- [EXCERPT]
- - -
Do you think all teachers should have technical skills? (2013) (2013)

I personally think that all teachers should have technical skills, regardless of the grade level they teach. My daughter’s first grade teacher used her iPad to help students learn how to read and practice arithmetic. My daughter’s first grade teacher also kept track of each student’s progress using the Evernote app on her iPad. When we met my daughter’s teacher for our parent-teacher meeting, the teacher showed us pictures of my daughter’s progress and feedback that she had made throughout the term. When it was time to end the meeting, I had asked if we could have a copy of the pictures she took of our daughter so that we could have them printed. The teacher replied (with confusion) that she didn’t know how to extract the photographs from Evernote. My daughter quickly interrupted and suggested to her teacher that she tap and hold her finger on the images so that she could save them to her iPad. My daughter then showed her teacher how to create a photo album for each student using her iPad so that her teacher could easily send photos to each parent via email. It was great that the teacher used technology to help her students learn in a way that was intuitive, engaging and fun for the class. The technology also allowed the instructor to keep all of her reports in one place while helping her stay organized and sustainable, as per the school’s policy. However, there were some things that my daughter’s teacher was not aware of about the technology that she was using. Granted, the teacher took it upon herself to include the use of technology in the classroom as a learning tool but what if she was better supported and learned how the technology she was using could be utilized to it’s full potential?

I see many teachers at the elementary level on both ends of the spectrum in adopting technology. How should they be supported? Should there be a certain mandatory level of technology use in the classroom?


In 2015, I would hope that technology in the classroom would be mandated. Today, there are digital classrooms being created and implemented across various school districts and provinces within Canada. Amplify uses Google’s Android-based tablets and Samsung have already started initiatives to deliver affordable mobile devices to educators and their students. With the increasing need for qualified people in tech, companies are taking it upon themselves to educate the next generation of tech leaders. I agree that the use of technology in the classroom should also include mandatory training for instructors. The post-secondary institution where I teach offers workshops and training seminars for teachers every month. The school also has a department dedicated to professional development, which offers workshops on how to utilize technology in the classroom.

WiFi Birds - Techcomic (2014)
WiFi Birds – Techcomic (2014)
- - -
- [DATA PROVIDED]
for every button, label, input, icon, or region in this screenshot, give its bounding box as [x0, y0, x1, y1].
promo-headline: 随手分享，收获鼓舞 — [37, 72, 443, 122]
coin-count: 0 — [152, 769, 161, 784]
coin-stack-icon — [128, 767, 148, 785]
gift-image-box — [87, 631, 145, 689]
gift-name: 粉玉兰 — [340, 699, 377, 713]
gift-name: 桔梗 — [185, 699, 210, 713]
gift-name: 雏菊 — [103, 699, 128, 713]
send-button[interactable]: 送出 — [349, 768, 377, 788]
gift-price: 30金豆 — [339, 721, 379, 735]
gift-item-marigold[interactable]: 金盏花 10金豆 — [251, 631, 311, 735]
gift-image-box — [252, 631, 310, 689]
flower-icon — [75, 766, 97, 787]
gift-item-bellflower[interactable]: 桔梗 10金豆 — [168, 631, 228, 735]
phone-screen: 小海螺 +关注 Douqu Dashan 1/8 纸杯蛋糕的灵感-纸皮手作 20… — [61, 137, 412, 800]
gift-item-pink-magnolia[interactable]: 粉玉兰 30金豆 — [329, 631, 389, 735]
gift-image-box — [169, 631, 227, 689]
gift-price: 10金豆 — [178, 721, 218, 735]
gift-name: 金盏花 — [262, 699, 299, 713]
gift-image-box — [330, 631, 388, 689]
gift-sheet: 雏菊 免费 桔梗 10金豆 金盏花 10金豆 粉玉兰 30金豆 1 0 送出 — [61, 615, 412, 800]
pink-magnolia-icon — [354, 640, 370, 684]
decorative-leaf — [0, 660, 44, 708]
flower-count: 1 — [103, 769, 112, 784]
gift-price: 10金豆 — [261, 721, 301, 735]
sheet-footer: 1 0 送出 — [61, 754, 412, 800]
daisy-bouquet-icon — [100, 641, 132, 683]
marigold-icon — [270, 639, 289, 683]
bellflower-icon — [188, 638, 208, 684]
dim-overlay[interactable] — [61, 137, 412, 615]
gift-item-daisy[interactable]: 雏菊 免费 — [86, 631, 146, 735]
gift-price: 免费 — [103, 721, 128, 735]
- - -
- [JOB] Reproduce verbatim the part of the post on teachers and technology that begins at "I see many teachers" and stops after "in the classroom?".

- [RESPONSE TO THIS TASK]
I see many teachers at the elementary level on both ends of the spectrum in adopting technology. How should they be supported? Should there be a certain mandatory level of technology use in the classroom?